### Written exercise A
According to the probability problem about the toy machine, how much does Sam's favorite toy cost?

### Page extract
"""
There is a machine with 8 toys in it that each cost between 25 cents and 2 dollars, with each toy being 25 cents more expensive than the next most expensive one. Each time Sam presses the big red button on the machine, the machine randomly selects one of the remaining toys and gives Sam the option to buy it. If Sam has enough money, he will buy the toy, the red button will light up again, and he can repeat the process. If Sam has 8 quarters and a ten dollar bill and the machine only accepts quarters, what is the probability that Sam has to get change for the 10 dollar bill before he can buy his favorite toy- the one that costs $1.75? Express your answer as a common fraction.
I am stuck on this one... I keep getting it wrong, so any help?
I am sorry that I couldn't finish the problem. The best method I can think of for this problem is listing the cases
Try to find all the cases of him buying a toy. The number of those cases will be the denominator of your answer
Then find all the cases of him getting change for the 10 dollar bill before him buying his favorite toy. The number of those cases will be the numerator of your answer.
"""
### Written exercise B
Tally the rows that contain the string "vertical" and give only the number.

Entries from a dataset
"""
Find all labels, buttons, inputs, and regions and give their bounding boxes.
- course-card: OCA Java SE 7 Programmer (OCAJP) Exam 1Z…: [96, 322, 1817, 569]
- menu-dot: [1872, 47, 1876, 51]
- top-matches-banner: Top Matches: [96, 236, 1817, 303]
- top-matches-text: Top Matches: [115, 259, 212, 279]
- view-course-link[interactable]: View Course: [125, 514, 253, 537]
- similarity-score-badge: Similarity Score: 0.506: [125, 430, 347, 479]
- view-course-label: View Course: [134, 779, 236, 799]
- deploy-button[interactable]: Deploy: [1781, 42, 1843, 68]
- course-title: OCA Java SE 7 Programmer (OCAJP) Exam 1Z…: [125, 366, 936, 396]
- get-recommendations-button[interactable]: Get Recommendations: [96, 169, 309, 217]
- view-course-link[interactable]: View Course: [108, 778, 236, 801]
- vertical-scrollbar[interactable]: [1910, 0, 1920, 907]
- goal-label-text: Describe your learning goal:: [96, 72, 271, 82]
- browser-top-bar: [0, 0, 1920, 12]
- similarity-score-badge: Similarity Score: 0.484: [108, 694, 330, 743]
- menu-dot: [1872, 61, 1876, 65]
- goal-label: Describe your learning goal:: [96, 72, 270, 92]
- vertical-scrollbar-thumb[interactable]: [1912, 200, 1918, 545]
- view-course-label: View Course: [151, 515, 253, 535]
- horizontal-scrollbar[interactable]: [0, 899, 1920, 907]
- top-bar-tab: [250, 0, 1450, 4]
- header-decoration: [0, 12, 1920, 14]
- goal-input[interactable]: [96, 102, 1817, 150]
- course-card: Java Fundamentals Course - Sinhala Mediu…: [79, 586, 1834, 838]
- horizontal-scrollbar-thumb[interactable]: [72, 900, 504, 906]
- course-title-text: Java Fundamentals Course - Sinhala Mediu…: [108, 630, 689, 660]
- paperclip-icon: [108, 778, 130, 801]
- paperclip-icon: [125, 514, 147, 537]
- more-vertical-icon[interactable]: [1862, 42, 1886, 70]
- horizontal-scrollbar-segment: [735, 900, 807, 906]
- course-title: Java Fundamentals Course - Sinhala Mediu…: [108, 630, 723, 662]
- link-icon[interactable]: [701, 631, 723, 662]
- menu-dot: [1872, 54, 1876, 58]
"""
### Result A
$1.75

### Result B
3